**Required task:**
All lines below must be repeated exactly, with the pictures omitted.

**Input for this task:**
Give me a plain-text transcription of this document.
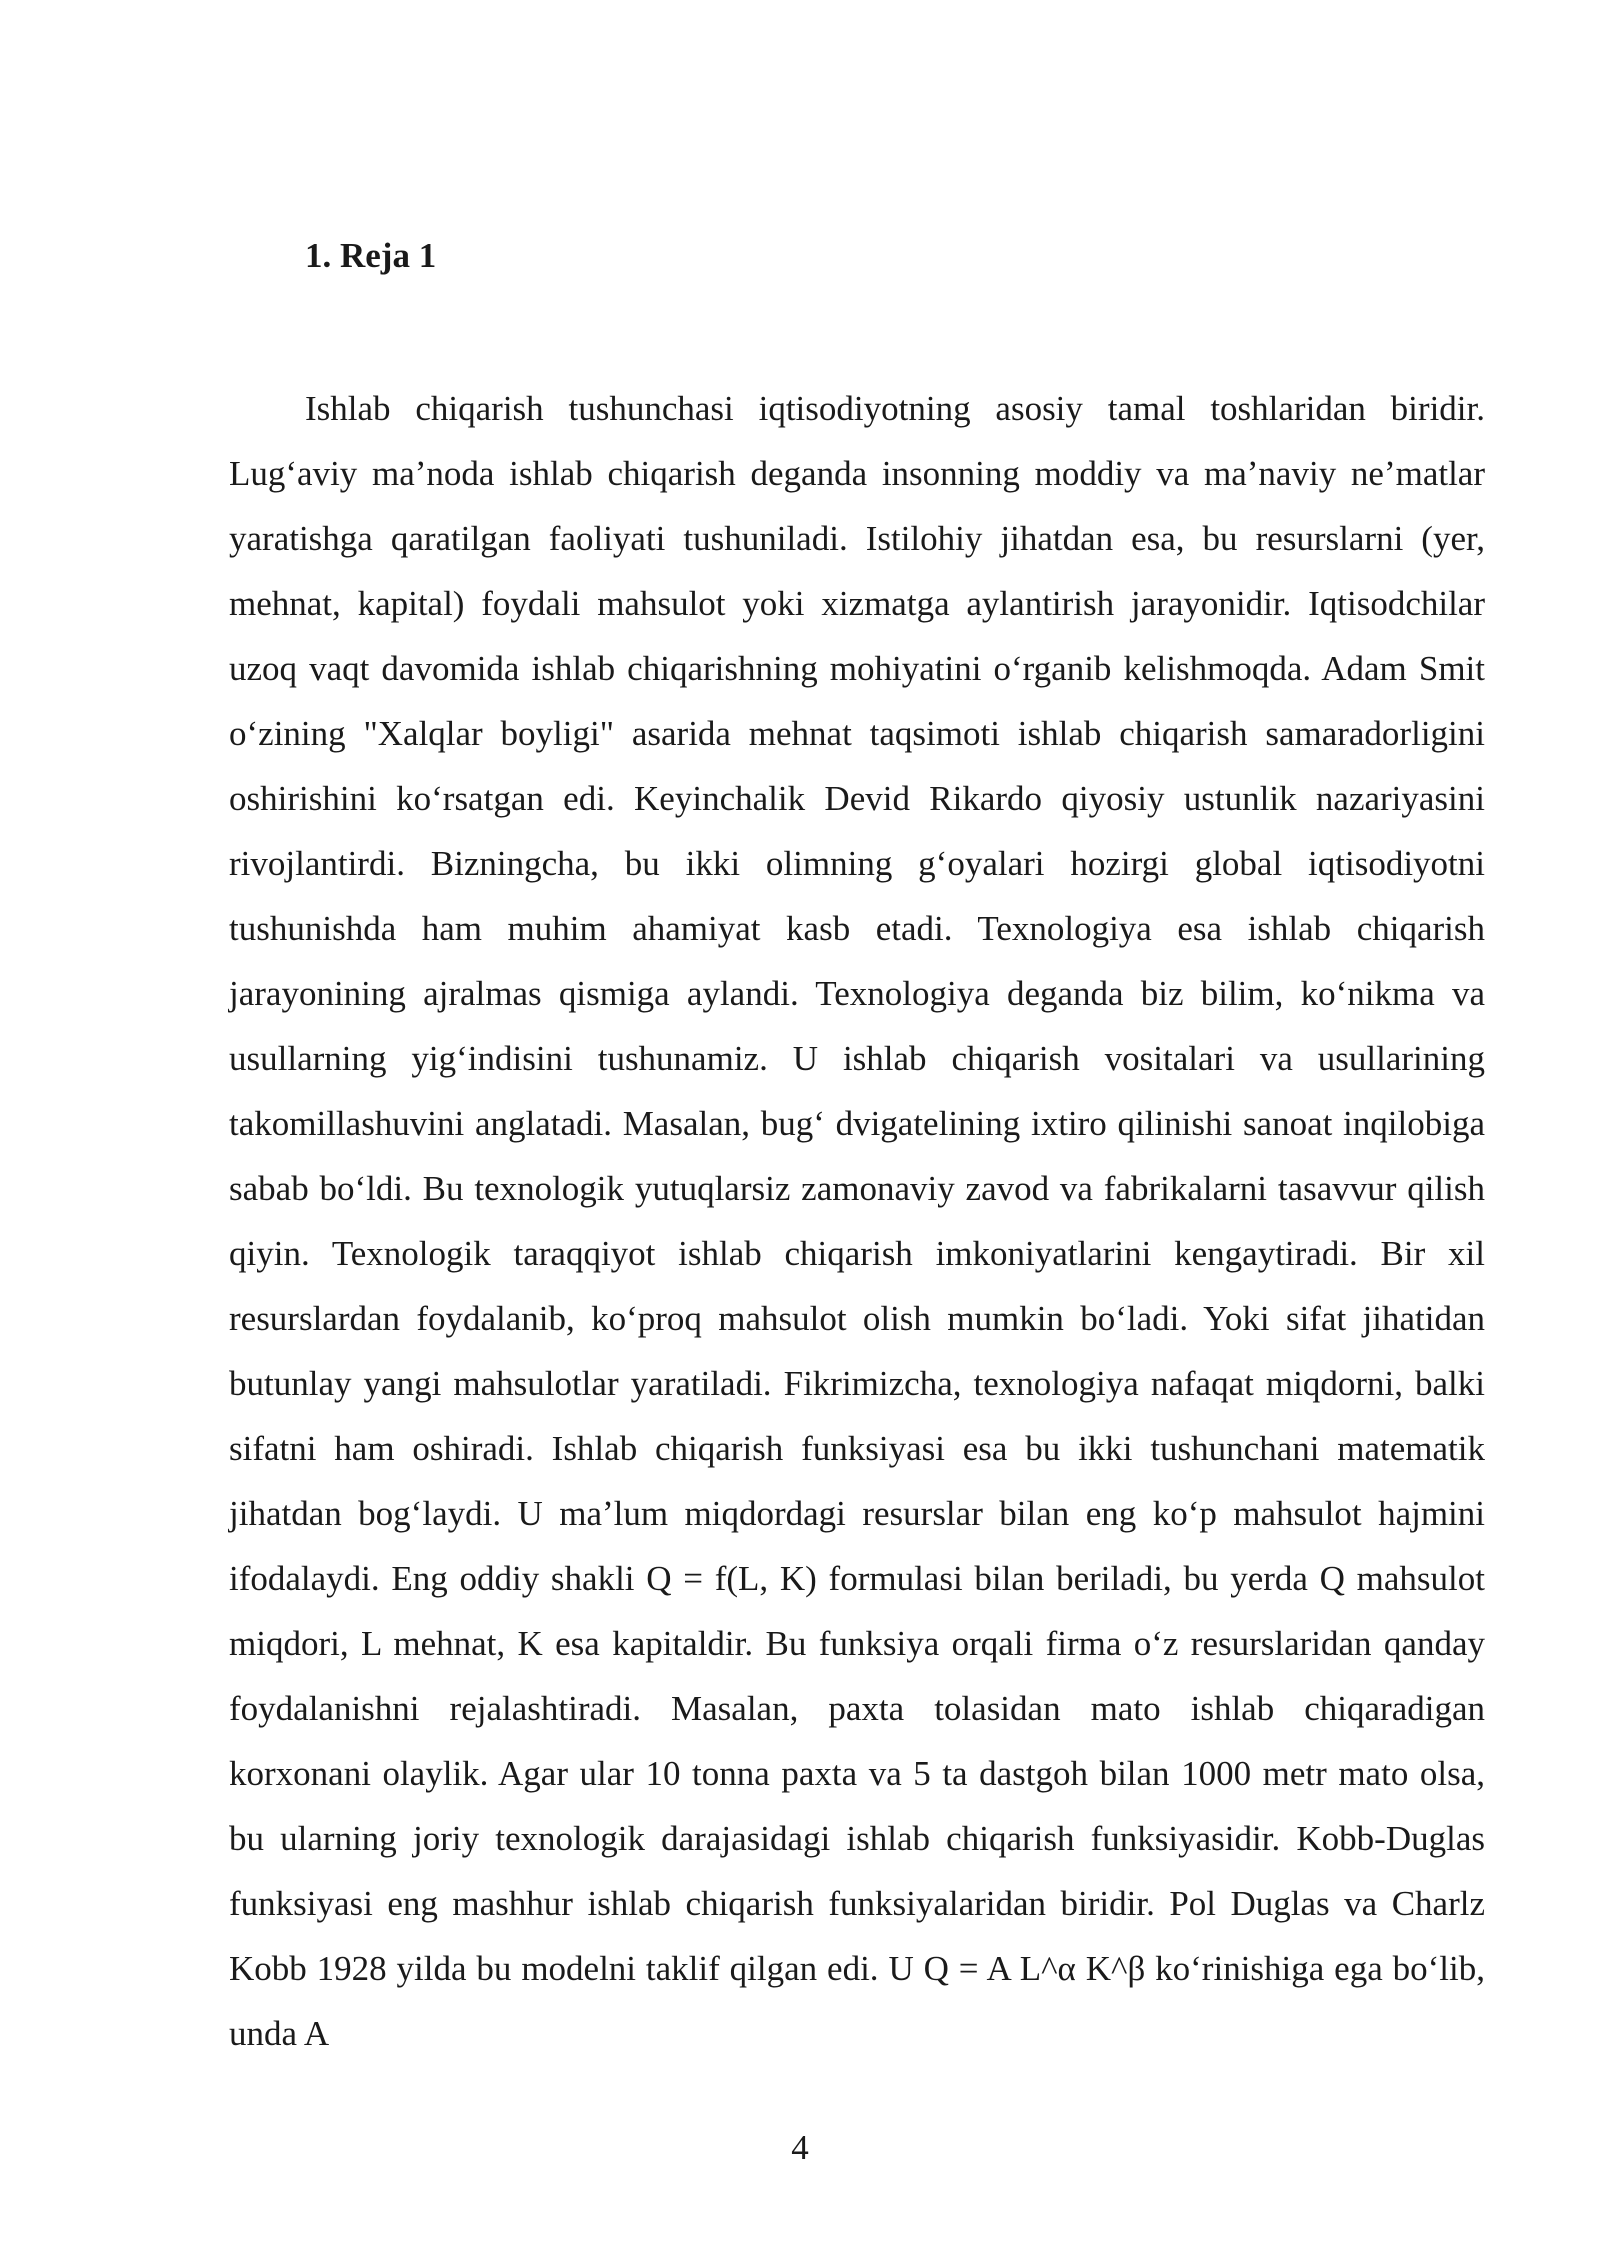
1. Reja 1

Ishlab chiqarish tushunchasi iqtisodiyotning asosiy tamal toshlaridan biridir. Lugʻaviy maʼnoda ishlab chiqarish deganda insonning moddiy va maʼnaviy neʼmatlar yaratishga qaratilgan faoliyati tushuniladi. Istilohiy jihatdan esa, bu resurslarni (yer, mehnat, kapital) foydali mahsulot yoki xizmatga aylantirish jarayonidir. Iqtisodchilar uzoq vaqt davomida ishlab chiqarishning mohiyatini oʻrganib kelishmoqda. Adam Smit oʻzining "Xalqlar boyligi" asarida mehnat taqsimoti ishlab chiqarish samaradorligini oshirishini koʻrsatgan edi. Keyinchalik Devid Rikardo qiyosiy ustunlik nazariyasini rivojlantirdi. Bizningcha, bu ikki olimning gʻoyalari hozirgi global iqtisodiyotni tushunishda ham muhim ahamiyat kasb etadi. Texnologiya esa ishlab chiqarish jarayonining ajralmas qismiga aylandi. Texnologiya deganda biz bilim, koʻnikma va usullarning yigʻindisini tushunamiz. U ishlab chiqarish vositalari va usullarining takomillashuvini anglatadi. Masalan, bugʻ dvigatelining ixtiro qilinishi sanoat inqilobiga sabab boʻldi. Bu texnologik yutuqlarsiz zamonaviy zavod va fabrikalarni tasavvur qilish qiyin. Texnologik taraqqiyot ishlab chiqarish imkoniyatlarini kengaytiradi. Bir xil resurslardan foydalanib, koʻproq mahsulot olish mumkin boʻladi. Yoki sifat jihatidan butunlay yangi mahsulotlar yaratiladi. Fikrimizcha, texnologiya nafaqat miqdorni, balki sifatni ham oshiradi. Ishlab chiqarish funksiyasi esa bu ikki tushunchani matematik jihatdan bogʻlaydi. U maʼlum miqdordagi resurslar bilan eng koʻp mahsulot hajmini ifodalaydi. Eng oddiy shakli Q = f(L, K) formulasi bilan beriladi, bu yerda Q mahsulot miqdori, L mehnat, K esa kapitaldir. Bu funksiya orqali firma oʻz resurslaridan qanday foydalanishni rejalashtiradi. Masalan, paxta tolasidan mato ishlab chiqaradigan korxonani olaylik. Agar ular 10 tonna paxta va 5 ta dastgoh bilan 1000 metr mato olsa, bu ularning joriy texnologik darajasidagi ishlab chiqarish funksiyasidir. Kobb-Duglas funksiyasi eng mashhur ishlab chiqarish funksiyalaridan biridir. Pol Duglas va Charlz Kobb 1928 yilda bu modelni taklif qilgan edi. U Q = A L^α K^β koʻrinishiga ega boʻlib, unda A

4
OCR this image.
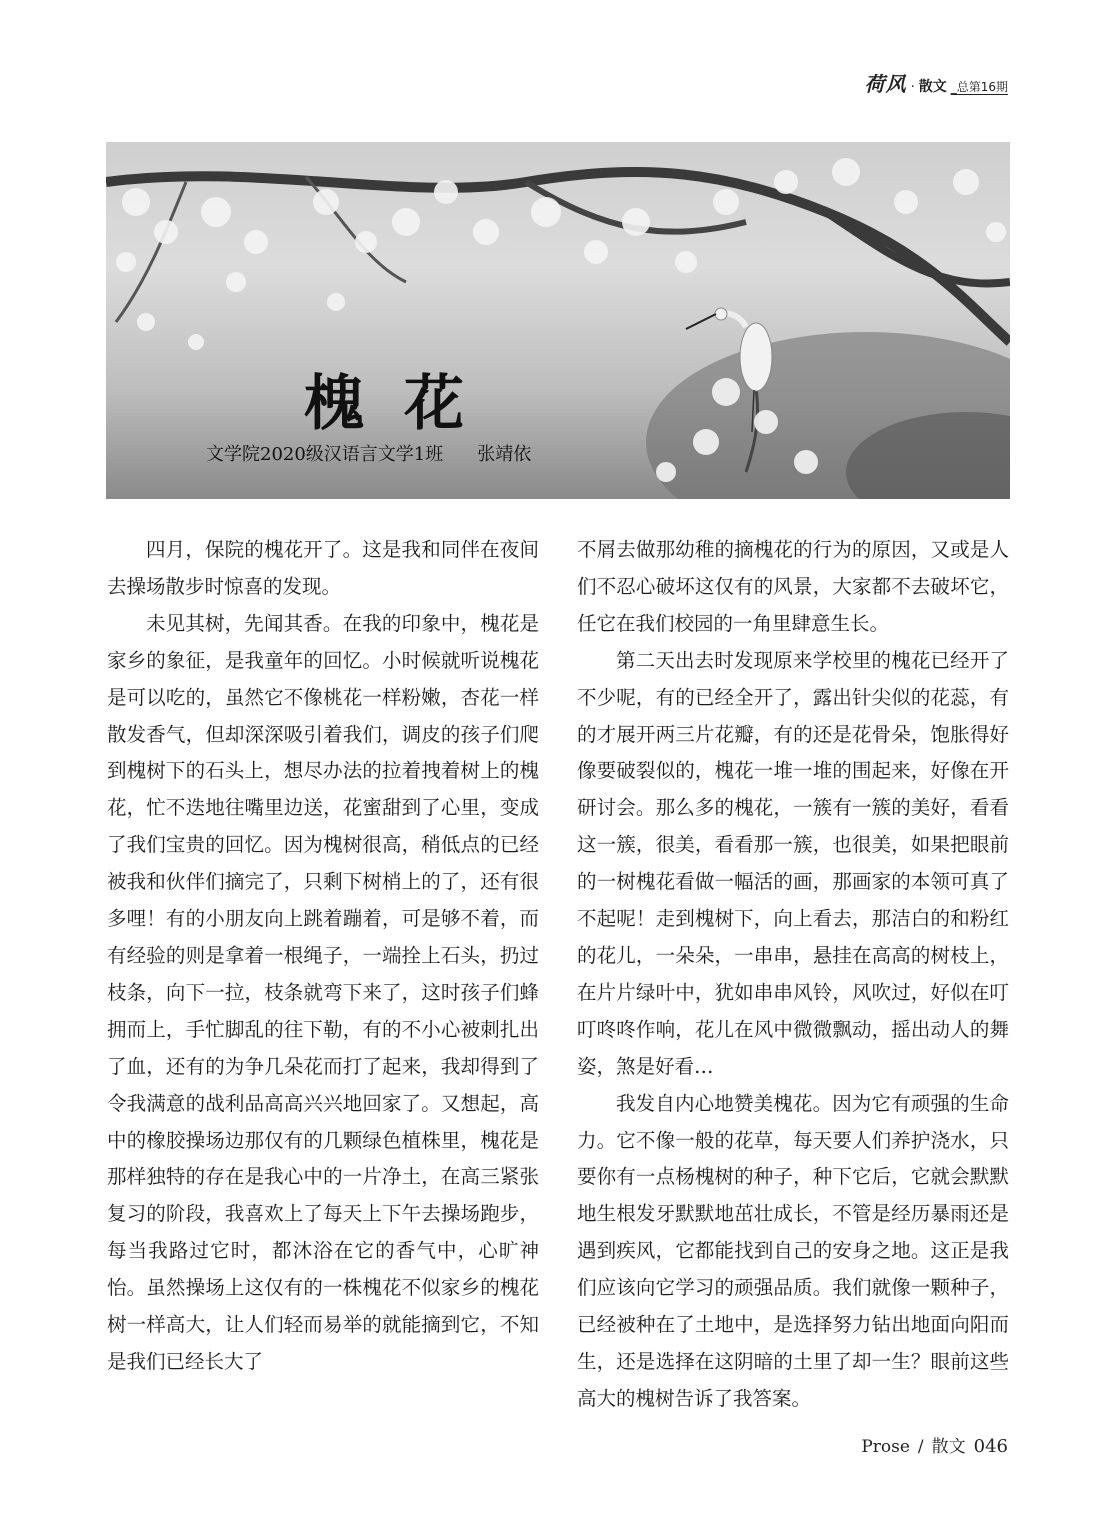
荷风 · 散文 _总第16期
槐花
文学院2020级汉语言文学1班 张靖依

四月，保院的槐花开了。这是我和同伴在夜间去操场散步时惊喜的发现。

未见其树，先闻其香。在我的印象中，槐花是家乡的象征，是我童年的回忆。小时候就听说槐花是可以吃的，虽然它不像桃花一样粉嫩，杏花一样散发香气，但却深深吸引着我们，调皮的孩子们爬到槐树下的石头上，想尽办法的拉着拽着树上的槐花，忙不迭地往嘴里边送，花蜜甜到了心里，变成了我们宝贵的回忆。因为槐树很高，稍低点的已经被我和伙伴们摘完了，只剩下树梢上的了，还有很多哩！有的小朋友向上跳着蹦着，可是够不着，而有经验的则是拿着一根绳子，一端拴上石头，扔过枝条，向下一拉，枝条就弯下来了，这时孩子们蜂拥而上，手忙脚乱的往下勒，有的不小心被刺扎出了血，还有的为争几朵花而打了起来，我却得到了令我满意的战利品高高兴兴地回家了。又想起，高中的橡胶操场边那仅有的几颗绿色植株里，槐花是那样独特的存在是我心中的一片净土，在高三紧张复习的阶段，我喜欢上了每天上下午去操场跑步，每当我路过它时，都沐浴在它的香气中，心旷神怡。虽然操场上这仅有的一株槐花不似家乡的槐花树一样高大，让人们轻而易举的就能摘到它，不知是我们已经长大了

不屑去做那幼稚的摘槐花的行为的原因，又或是人们不忍心破坏这仅有的风景，大家都不去破坏它，任它在我们校园的一角里肆意生长。

第二天出去时发现原来学校里的槐花已经开了不少呢，有的已经全开了，露出针尖似的花蕊，有的才展开两三片花瓣，有的还是花骨朵，饱胀得好像要破裂似的，槐花一堆一堆的围起来，好像在开研讨会。那么多的槐花，一簇有一簇的美好，看看这一簇，很美，看看那一簇，也很美，如果把眼前的一树槐花看做一幅活的画，那画家的本领可真了不起呢！走到槐树下，向上看去，那洁白的和粉红的花儿，一朵朵，一串串，悬挂在高高的树枝上，在片片绿叶中，犹如串串风铃，风吹过，好似在叮叮咚咚作响，花儿在风中微微飘动，摇出动人的舞姿，煞是好看…

我发自内心地赞美槐花。因为它有顽强的生命力。它不像一般的花草，每天要人们养护浇水，只要你有一点杨槐树的种子，种下它后，它就会默默地生根发牙默默地茁壮成长，不管是经历暴雨还是遇到疾风，它都能找到自己的安身之地。这正是我们应该向它学习的顽强品质。我们就像一颗种子，已经被种在了土地中，是选择努力钻出地面向阳而生，还是选择在这阴暗的土里了却一生？眼前这些高大的槐树告诉了我答案。

Prose / 散文 046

**Solution for this task:**
Give me a plain-text transcription of this document.
1. Reja 1

Ishlab chiqarish tushunchasi iqtisodiyotning asosiy tamal toshlaridan biridir. Lugʻaviy maʼnoda ishlab chiqarish deganda insonning moddiy va maʼnaviy neʼmatlar yaratishga qaratilgan faoliyati tushuniladi. Istilohiy jihatdan esa, bu resurslarni (yer, mehnat, kapital) foydali mahsulot yoki xizmatga aylantirish jarayonidir. Iqtisodchilar uzoq vaqt davomida ishlab chiqarishning mohiyatini oʻrganib kelishmoqda. Adam Smit oʻzining "Xalqlar boyligi" asarida mehnat taqsimoti ishlab chiqarish samaradorligini oshirishini koʻrsatgan edi. Keyinchalik Devid Rikardo qiyosiy ustunlik nazariyasini rivojlantirdi. Bizningcha, bu ikki olimning gʻoyalari hozirgi global iqtisodiyotni tushunishda ham muhim ahamiyat kasb etadi. Texnologiya esa ishlab chiqarish jarayonining ajralmas qismiga aylandi. Texnologiya deganda biz bilim, koʻnikma va usullarning yigʻindisini tushunamiz. U ishlab chiqarish vositalari va usullarining takomillashuvini anglatadi. Masalan, bugʻ dvigatelining ixtiro qilinishi sanoat inqilobiga sabab boʻldi. Bu texnologik yutuqlarsiz zamonaviy zavod va fabrikalarni tasavvur qilish qiyin. Texnologik taraqqiyot ishlab chiqarish imkoniyatlarini kengaytiradi. Bir xil resurslardan foydalanib, koʻproq mahsulot olish mumkin boʻladi. Yoki sifat jihatidan butunlay yangi mahsulotlar yaratiladi. Fikrimizcha, texnologiya nafaqat miqdorni, balki sifatni ham oshiradi. Ishlab chiqarish funksiyasi esa bu ikki tushunchani matematik jihatdan bogʻlaydi. U maʼlum miqdordagi resurslar bilan eng koʻp mahsulot hajmini ifodalaydi. Eng oddiy shakli Q = f(L, K) formulasi bilan beriladi, bu yerda Q mahsulot miqdori, L mehnat, K esa kapitaldir. Bu funksiya orqali firma oʻz resurslaridan qanday foydalanishni rejalashtiradi. Masalan, paxta tolasidan mato ishlab chiqaradigan korxonani olaylik. Agar ular 10 tonna paxta va 5 ta dastgoh bilan 1000 metr mato olsa, bu ularning joriy texnologik darajasidagi ishlab chiqarish funksiyasidir. Kobb-Duglas funksiyasi eng mashhur ishlab chiqarish funksiyalaridan biridir. Pol Duglas va Charlz Kobb 1928 yilda bu modelni taklif qilgan edi. U Q = A L^α K^β koʻrinishiga ega boʻlib, unda A

4
OCR this image.
荷风 · 散文 _总第16期
槐花
文学院2020级汉语言文学1班 张靖依

四月，保院的槐花开了。这是我和同伴在夜间去操场散步时惊喜的发现。

未见其树，先闻其香。在我的印象中，槐花是家乡的象征，是我童年的回忆。小时候就听说槐花是可以吃的，虽然它不像桃花一样粉嫩，杏花一样散发香气，但却深深吸引着我们，调皮的孩子们爬到槐树下的石头上，想尽办法的拉着拽着树上的槐花，忙不迭地往嘴里边送，花蜜甜到了心里，变成了我们宝贵的回忆。因为槐树很高，稍低点的已经被我和伙伴们摘完了，只剩下树梢上的了，还有很多哩！有的小朋友向上跳着蹦着，可是够不着，而有经验的则是拿着一根绳子，一端拴上石头，扔过枝条，向下一拉，枝条就弯下来了，这时孩子们蜂拥而上，手忙脚乱的往下勒，有的不小心被刺扎出了血，还有的为争几朵花而打了起来，我却得到了令我满意的战利品高高兴兴地回家了。又想起，高中的橡胶操场边那仅有的几颗绿色植株里，槐花是那样独特的存在是我心中的一片净土，在高三紧张复习的阶段，我喜欢上了每天上下午去操场跑步，每当我路过它时，都沐浴在它的香气中，心旷神怡。虽然操场上这仅有的一株槐花不似家乡的槐花树一样高大，让人们轻而易举的就能摘到它，不知是我们已经长大了

不屑去做那幼稚的摘槐花的行为的原因，又或是人们不忍心破坏这仅有的风景，大家都不去破坏它，任它在我们校园的一角里肆意生长。

第二天出去时发现原来学校里的槐花已经开了不少呢，有的已经全开了，露出针尖似的花蕊，有的才展开两三片花瓣，有的还是花骨朵，饱胀得好像要破裂似的，槐花一堆一堆的围起来，好像在开研讨会。那么多的槐花，一簇有一簇的美好，看看这一簇，很美，看看那一簇，也很美，如果把眼前的一树槐花看做一幅活的画，那画家的本领可真了不起呢！走到槐树下，向上看去，那洁白的和粉红的花儿，一朵朵，一串串，悬挂在高高的树枝上，在片片绿叶中，犹如串串风铃，风吹过，好似在叮叮咚咚作响，花儿在风中微微飘动，摇出动人的舞姿，煞是好看…

我发自内心地赞美槐花。因为它有顽强的生命力。它不像一般的花草，每天要人们养护浇水，只要你有一点杨槐树的种子，种下它后，它就会默默地生根发牙默默地茁壮成长，不管是经历暴雨还是遇到疾风，它都能找到自己的安身之地。这正是我们应该向它学习的顽强品质。我们就像一颗种子，已经被种在了土地中，是选择努力钻出地面向阳而生，还是选择在这阴暗的土里了却一生？眼前这些高大的槐树告诉了我答案。

Prose / 散文 046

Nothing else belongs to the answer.